(Dataset entries on figures)

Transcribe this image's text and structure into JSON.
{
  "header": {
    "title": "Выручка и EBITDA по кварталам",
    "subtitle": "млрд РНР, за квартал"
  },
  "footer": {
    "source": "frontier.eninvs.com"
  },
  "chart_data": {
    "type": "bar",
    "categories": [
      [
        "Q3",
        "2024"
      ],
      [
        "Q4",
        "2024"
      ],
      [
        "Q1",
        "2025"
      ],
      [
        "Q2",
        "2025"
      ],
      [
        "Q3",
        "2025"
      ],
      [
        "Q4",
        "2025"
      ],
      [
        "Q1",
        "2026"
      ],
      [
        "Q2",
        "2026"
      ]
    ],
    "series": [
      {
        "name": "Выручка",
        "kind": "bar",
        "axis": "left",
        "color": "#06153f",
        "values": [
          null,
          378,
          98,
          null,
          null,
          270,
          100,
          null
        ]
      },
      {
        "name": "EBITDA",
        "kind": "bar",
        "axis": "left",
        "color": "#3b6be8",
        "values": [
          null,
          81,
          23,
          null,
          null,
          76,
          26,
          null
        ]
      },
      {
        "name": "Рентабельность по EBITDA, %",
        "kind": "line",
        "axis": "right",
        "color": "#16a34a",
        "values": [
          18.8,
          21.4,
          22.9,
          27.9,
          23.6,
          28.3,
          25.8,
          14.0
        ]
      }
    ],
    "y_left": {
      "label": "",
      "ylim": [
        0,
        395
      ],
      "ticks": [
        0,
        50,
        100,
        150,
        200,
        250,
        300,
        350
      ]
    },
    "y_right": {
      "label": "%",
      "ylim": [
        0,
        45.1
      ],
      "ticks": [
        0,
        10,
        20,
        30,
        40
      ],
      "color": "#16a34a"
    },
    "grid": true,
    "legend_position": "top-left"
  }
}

▸ **Task description**
Please restate the records in full, word for word.

▸ **Result of the task**
Transcribe this image's text and structure into JSON.
{
  "header": {
    "title": "Выручка и EBITDA по кварталам",
    "subtitle": "млрд РНР, за квартал"
  },
  "footer": {
    "source": "frontier.eninvs.com"
  },
  "chart_data": {
    "type": "bar",
    "categories": [
      [
        "Q3",
        "2024"
      ],
      [
        "Q4",
        "2024"
      ],
      [
        "Q1",
        "2025"
      ],
      [
        "Q2",
        "2025"
      ],
      [
        "Q3",
        "2025"
      ],
      [
        "Q4",
        "2025"
      ],
      [
        "Q1",
        "2026"
      ],
      [
        "Q2",
        "2026"
      ]
    ],
    "series": [
      {
        "name": "Выручка",
        "kind": "bar",
        "axis": "left",
        "color": "#06153f",
        "values": [
          null,
          378,
          98,
          null,
          null,
          270,
          100,
          null
        ]
      },
      {
        "name": "EBITDA",
        "kind": "bar",
        "axis": "left",
        "color": "#3b6be8",
        "values": [
          null,
          81,
          23,
          null,
          null,
          76,
          26,
          null
        ]
      },
      {
        "name": "Рентабельность по EBITDA, %",
        "kind": "line",
        "axis": "right",
        "color": "#16a34a",
        "values": [
          18.8,
          21.4,
          22.9,
          27.9,
          23.6,
          28.3,
          25.8,
          14.0
        ]
      }
    ],
    "y_left": {
      "label": "",
      "ylim": [
        0,
        395
      ],
      "ticks": [
        0,
        50,
        100,
        150,
        200,
        250,
        300,
        350
      ]
    },
    "y_right": {
      "label": "%",
      "ylim": [
        0,
        45.1
      ],
      "ticks": [
        0,
        10,
        20,
        30,
        40
      ],
      "color": "#16a34a"
    },
    "grid": true,
    "legend_position": "top-left"
  }
}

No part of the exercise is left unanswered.